#### [Work instructions]
Quote every line as given.

--*--

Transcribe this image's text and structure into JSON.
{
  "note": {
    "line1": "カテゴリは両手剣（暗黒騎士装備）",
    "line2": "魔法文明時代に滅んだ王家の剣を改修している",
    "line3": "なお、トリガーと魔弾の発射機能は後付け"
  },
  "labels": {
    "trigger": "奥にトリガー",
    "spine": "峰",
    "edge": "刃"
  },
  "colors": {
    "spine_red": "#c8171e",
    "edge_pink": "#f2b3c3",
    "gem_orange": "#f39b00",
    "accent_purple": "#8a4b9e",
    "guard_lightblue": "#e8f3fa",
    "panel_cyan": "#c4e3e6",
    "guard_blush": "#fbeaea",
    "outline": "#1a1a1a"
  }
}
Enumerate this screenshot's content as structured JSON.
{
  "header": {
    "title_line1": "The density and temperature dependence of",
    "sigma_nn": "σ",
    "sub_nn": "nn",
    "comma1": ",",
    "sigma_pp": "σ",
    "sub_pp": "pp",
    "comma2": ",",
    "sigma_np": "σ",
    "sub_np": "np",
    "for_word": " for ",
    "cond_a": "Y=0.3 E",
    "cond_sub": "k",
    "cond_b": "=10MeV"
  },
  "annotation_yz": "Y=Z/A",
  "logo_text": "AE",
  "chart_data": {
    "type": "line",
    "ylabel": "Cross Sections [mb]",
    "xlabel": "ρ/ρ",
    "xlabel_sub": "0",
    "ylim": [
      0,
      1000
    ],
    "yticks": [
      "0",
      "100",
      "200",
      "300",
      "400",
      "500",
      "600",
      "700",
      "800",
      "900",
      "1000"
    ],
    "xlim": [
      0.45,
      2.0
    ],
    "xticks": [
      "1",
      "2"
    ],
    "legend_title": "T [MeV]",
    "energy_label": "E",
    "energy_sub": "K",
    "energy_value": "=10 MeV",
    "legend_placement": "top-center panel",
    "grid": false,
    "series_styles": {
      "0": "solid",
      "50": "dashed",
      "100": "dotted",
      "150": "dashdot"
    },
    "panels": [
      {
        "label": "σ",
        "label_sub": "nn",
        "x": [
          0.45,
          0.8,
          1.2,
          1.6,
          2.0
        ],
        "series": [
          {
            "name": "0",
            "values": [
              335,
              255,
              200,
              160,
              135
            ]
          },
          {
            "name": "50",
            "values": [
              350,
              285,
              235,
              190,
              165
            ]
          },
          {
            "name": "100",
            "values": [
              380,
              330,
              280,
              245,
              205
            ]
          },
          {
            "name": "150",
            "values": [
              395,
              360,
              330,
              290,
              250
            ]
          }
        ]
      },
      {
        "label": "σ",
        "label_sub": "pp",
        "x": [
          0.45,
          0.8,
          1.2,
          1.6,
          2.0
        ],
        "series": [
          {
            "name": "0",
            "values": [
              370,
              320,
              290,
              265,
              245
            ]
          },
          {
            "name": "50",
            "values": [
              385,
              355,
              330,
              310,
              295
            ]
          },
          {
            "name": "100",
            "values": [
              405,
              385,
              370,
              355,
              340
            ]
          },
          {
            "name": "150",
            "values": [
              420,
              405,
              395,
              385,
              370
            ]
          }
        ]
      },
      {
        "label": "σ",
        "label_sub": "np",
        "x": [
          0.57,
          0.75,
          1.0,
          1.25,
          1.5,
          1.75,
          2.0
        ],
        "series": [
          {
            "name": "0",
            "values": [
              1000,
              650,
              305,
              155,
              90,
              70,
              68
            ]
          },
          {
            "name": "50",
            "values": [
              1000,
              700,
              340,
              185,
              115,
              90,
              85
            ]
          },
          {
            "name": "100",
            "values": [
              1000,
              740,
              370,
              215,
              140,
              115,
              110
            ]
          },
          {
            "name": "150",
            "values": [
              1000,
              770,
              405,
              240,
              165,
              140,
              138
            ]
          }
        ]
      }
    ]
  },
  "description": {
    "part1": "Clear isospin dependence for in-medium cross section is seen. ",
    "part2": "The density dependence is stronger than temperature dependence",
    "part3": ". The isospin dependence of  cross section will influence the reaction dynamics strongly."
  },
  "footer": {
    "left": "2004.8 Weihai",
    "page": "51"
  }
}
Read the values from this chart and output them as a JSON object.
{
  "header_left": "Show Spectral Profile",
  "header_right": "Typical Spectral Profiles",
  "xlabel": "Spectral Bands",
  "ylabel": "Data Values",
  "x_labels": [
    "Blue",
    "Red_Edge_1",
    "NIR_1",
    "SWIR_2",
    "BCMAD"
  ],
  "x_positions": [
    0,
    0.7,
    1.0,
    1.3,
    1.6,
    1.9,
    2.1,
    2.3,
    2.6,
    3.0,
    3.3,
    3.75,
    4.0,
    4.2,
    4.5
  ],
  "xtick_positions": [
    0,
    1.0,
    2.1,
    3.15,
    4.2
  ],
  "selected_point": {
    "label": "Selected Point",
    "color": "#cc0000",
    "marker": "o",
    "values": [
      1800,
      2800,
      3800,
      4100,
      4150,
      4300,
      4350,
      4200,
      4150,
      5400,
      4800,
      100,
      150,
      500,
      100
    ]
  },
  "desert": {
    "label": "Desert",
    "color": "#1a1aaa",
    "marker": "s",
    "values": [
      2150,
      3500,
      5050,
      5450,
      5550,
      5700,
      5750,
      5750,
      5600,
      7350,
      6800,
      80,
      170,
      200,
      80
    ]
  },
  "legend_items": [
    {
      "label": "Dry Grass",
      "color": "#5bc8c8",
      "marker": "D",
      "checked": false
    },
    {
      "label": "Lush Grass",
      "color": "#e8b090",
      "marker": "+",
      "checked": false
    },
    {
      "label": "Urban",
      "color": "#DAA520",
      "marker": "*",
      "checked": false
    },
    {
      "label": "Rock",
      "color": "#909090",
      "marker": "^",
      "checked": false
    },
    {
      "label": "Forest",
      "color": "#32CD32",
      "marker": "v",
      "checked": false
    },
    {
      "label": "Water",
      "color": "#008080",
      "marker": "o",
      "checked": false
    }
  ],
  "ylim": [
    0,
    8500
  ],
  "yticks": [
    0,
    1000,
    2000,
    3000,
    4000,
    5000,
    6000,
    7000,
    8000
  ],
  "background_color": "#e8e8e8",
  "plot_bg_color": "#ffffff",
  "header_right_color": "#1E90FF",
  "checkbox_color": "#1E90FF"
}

--*--

#### [Result below]
Transcribe this image's text and structure into JSON.
{
  "note": {
    "line1": "カテゴリは両手剣（暗黒騎士装備）",
    "line2": "魔法文明時代に滅んだ王家の剣を改修している",
    "line3": "なお、トリガーと魔弾の発射機能は後付け"
  },
  "labels": {
    "trigger": "奥にトリガー",
    "spine": "峰",
    "edge": "刃"
  },
  "colors": {
    "spine_red": "#c8171e",
    "edge_pink": "#f2b3c3",
    "gem_orange": "#f39b00",
    "accent_purple": "#8a4b9e",
    "guard_lightblue": "#e8f3fa",
    "panel_cyan": "#c4e3e6",
    "guard_blush": "#fbeaea",
    "outline": "#1a1a1a"
  }
}
Enumerate this screenshot's content as structured JSON.
{
  "header": {
    "title_line1": "The density and temperature dependence of",
    "sigma_nn": "σ",
    "sub_nn": "nn",
    "comma1": ",",
    "sigma_pp": "σ",
    "sub_pp": "pp",
    "comma2": ",",
    "sigma_np": "σ",
    "sub_np": "np",
    "for_word": " for ",
    "cond_a": "Y=0.3 E",
    "cond_sub": "k",
    "cond_b": "=10MeV"
  },
  "annotation_yz": "Y=Z/A",
  "logo_text": "AE",
  "chart_data": {
    "type": "line",
    "ylabel": "Cross Sections [mb]",
    "xlabel": "ρ/ρ",
    "xlabel_sub": "0",
    "ylim": [
      0,
      1000
    ],
    "yticks": [
      "0",
      "100",
      "200",
      "300",
      "400",
      "500",
      "600",
      "700",
      "800",
      "900",
      "1000"
    ],
    "xlim": [
      0.45,
      2.0
    ],
    "xticks": [
      "1",
      "2"
    ],
    "legend_title": "T [MeV]",
    "energy_label": "E",
    "energy_sub": "K",
    "energy_value": "=10 MeV",
    "legend_placement": "top-center panel",
    "grid": false,
    "series_styles": {
      "0": "solid",
      "50": "dashed",
      "100": "dotted",
      "150": "dashdot"
    },
    "panels": [
      {
        "label": "σ",
        "label_sub": "nn",
        "x": [
          0.45,
          0.8,
          1.2,
          1.6,
          2.0
        ],
        "series": [
          {
            "name": "0",
            "values": [
              335,
              255,
              200,
              160,
              135
            ]
          },
          {
            "name": "50",
            "values": [
              350,
              285,
              235,
              190,
              165
            ]
          },
          {
            "name": "100",
            "values": [
              380,
              330,
              280,
              245,
              205
            ]
          },
          {
            "name": "150",
            "values": [
              395,
              360,
              330,
              290,
              250
            ]
          }
        ]
      },
      {
        "label": "σ",
        "label_sub": "pp",
        "x": [
          0.45,
          0.8,
          1.2,
          1.6,
          2.0
        ],
        "series": [
          {
            "name": "0",
            "values": [
              370,
              320,
              290,
              265,
              245
            ]
          },
          {
            "name": "50",
            "values": [
              385,
              355,
              330,
              310,
              295
            ]
          },
          {
            "name": "100",
            "values": [
              405,
              385,
              370,
              355,
              340
            ]
          },
          {
            "name": "150",
            "values": [
              420,
              405,
              395,
              385,
              370
            ]
          }
        ]
      },
      {
        "label": "σ",
        "label_sub": "np",
        "x": [
          0.57,
          0.75,
          1.0,
          1.25,
          1.5,
          1.75,
          2.0
        ],
        "series": [
          {
            "name": "0",
            "values": [
              1000,
              650,
              305,
              155,
              90,
              70,
              68
            ]
          },
          {
            "name": "50",
            "values": [
              1000,
              700,
              340,
              185,
              115,
              90,
              85
            ]
          },
          {
            "name": "100",
            "values": [
              1000,
              740,
              370,
              215,
              140,
              115,
              110
            ]
          },
          {
            "name": "150",
            "values": [
              1000,
              770,
              405,
              240,
              165,
              140,
              138
            ]
          }
        ]
      }
    ]
  },
  "description": {
    "part1": "Clear isospin dependence for in-medium cross section is seen. ",
    "part2": "The density dependence is stronger than temperature dependence",
    "part3": ". The isospin dependence of  cross section will influence the reaction dynamics strongly."
  },
  "footer": {
    "left": "2004.8 Weihai",
    "page": "51"
  }
}
Read the values from this chart and output them as a JSON object.
{
  "header_left": "Show Spectral Profile",
  "header_right": "Typical Spectral Profiles",
  "xlabel": "Spectral Bands",
  "ylabel": "Data Values",
  "x_labels": [
    "Blue",
    "Red_Edge_1",
    "NIR_1",
    "SWIR_2",
    "BCMAD"
  ],
  "x_positions": [
    0,
    0.7,
    1.0,
    1.3,
    1.6,
    1.9,
    2.1,
    2.3,
    2.6,
    3.0,
    3.3,
    3.75,
    4.0,
    4.2,
    4.5
  ],
  "xtick_positions": [
    0,
    1.0,
    2.1,
    3.15,
    4.2
  ],
  "selected_point": {
    "label": "Selected Point",
    "color": "#cc0000",
    "marker": "o",
    "values": [
      1800,
      2800,
      3800,
      4100,
      4150,
      4300,
      4350,
      4200,
      4150,
      5400,
      4800,
      100,
      150,
      500,
      100
    ]
  },
  "desert": {
    "label": "Desert",
    "color": "#1a1aaa",
    "marker": "s",
    "values": [
      2150,
      3500,
      5050,
      5450,
      5550,
      5700,
      5750,
      5750,
      5600,
      7350,
      6800,
      80,
      170,
      200,
      80
    ]
  },
  "legend_items": [
    {
      "label": "Dry Grass",
      "color": "#5bc8c8",
      "marker": "D",
      "checked": false
    },
    {
      "label": "Lush Grass",
      "color": "#e8b090",
      "marker": "+",
      "checked": false
    },
    {
      "label": "Urban",
      "color": "#DAA520",
      "marker": "*",
      "checked": false
    },
    {
      "label": "Rock",
      "color": "#909090",
      "marker": "^",
      "checked": false
    },
    {
      "label": "Forest",
      "color": "#32CD32",
      "marker": "v",
      "checked": false
    },
    {
      "label": "Water",
      "color": "#008080",
      "marker": "o",
      "checked": false
    }
  ],
  "ylim": [
    0,
    8500
  ],
  "yticks": [
    0,
    1000,
    2000,
    3000,
    4000,
    5000,
    6000,
    7000,
    8000
  ],
  "background_color": "#e8e8e8",
  "plot_bg_color": "#ffffff",
  "header_right_color": "#1E90FF",
  "checkbox_color": "#1E90FF"
}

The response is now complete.